* [Collected data entries]:
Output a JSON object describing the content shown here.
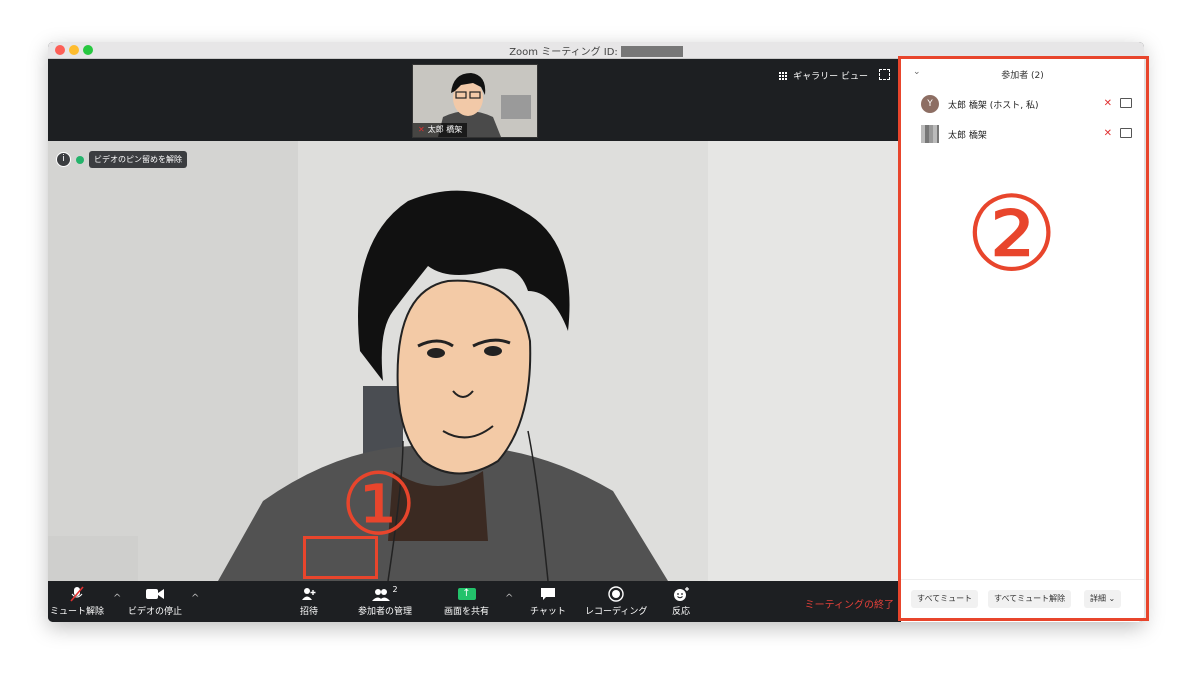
{
  "window": {
    "title": "Zoom ミーティング ID:",
    "traffic_lights": [
      "close",
      "minimize",
      "maximize"
    ]
  },
  "top_strip": {
    "thumbnail_name": "太郎 橋架",
    "gallery_view_label": "ギャラリー ビュー"
  },
  "video": {
    "unpin_label": "ビデオのピン留めを解除"
  },
  "toolbar": {
    "unmute_label": "ミュート解除",
    "stop_video_label": "ビデオの停止",
    "invite_label": "招待",
    "manage_participants_label": "参加者の管理",
    "participant_count": "2",
    "share_screen_label": "画面を共有",
    "chat_label": "チャット",
    "recording_label": "レコーディング",
    "reactions_label": "反応",
    "end_meeting_label": "ミーティングの終了"
  },
  "participants_panel": {
    "header": "参加者 (2)",
    "participants": [
      {
        "avatar_letter": "Y",
        "name": "太郎 橋架 (ホスト, 私)"
      },
      {
        "avatar_letter": "",
        "name": "太郎 橋架"
      }
    ],
    "footer": {
      "mute_all": "すべてミュート",
      "unmute_all": "すべてミュート解除",
      "more": "詳細"
    }
  },
  "annotations": {
    "marker_1": "①",
    "marker_2": "②",
    "highlight_color": "#e8452c"
  },
  "colors": {
    "end_meeting": "#e5413a",
    "share_green": "#23c26b",
    "toolbar_bg": "#1d1f22"
  }
}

* [Exercise details]: A faithful copy of the records above is needed, with the pictures left out.

* [Completed task]:
Output a JSON object describing the content shown here.
{
  "window": {
    "title": "Zoom ミーティング ID:",
    "traffic_lights": [
      "close",
      "minimize",
      "maximize"
    ]
  },
  "top_strip": {
    "thumbnail_name": "太郎 橋架",
    "gallery_view_label": "ギャラリー ビュー"
  },
  "video": {
    "unpin_label": "ビデオのピン留めを解除"
  },
  "toolbar": {
    "unmute_label": "ミュート解除",
    "stop_video_label": "ビデオの停止",
    "invite_label": "招待",
    "manage_participants_label": "参加者の管理",
    "participant_count": "2",
    "share_screen_label": "画面を共有",
    "chat_label": "チャット",
    "recording_label": "レコーディング",
    "reactions_label": "反応",
    "end_meeting_label": "ミーティングの終了"
  },
  "participants_panel": {
    "header": "参加者 (2)",
    "participants": [
      {
        "avatar_letter": "Y",
        "name": "太郎 橋架 (ホスト, 私)"
      },
      {
        "avatar_letter": "",
        "name": "太郎 橋架"
      }
    ],
    "footer": {
      "mute_all": "すべてミュート",
      "unmute_all": "すべてミュート解除",
      "more": "詳細"
    }
  },
  "annotations": {
    "marker_1": "①",
    "marker_2": "②",
    "highlight_color": "#e8452c"
  },
  "colors": {
    "end_meeting": "#e5413a",
    "share_green": "#23c26b",
    "toolbar_bg": "#1d1f22"
  }
}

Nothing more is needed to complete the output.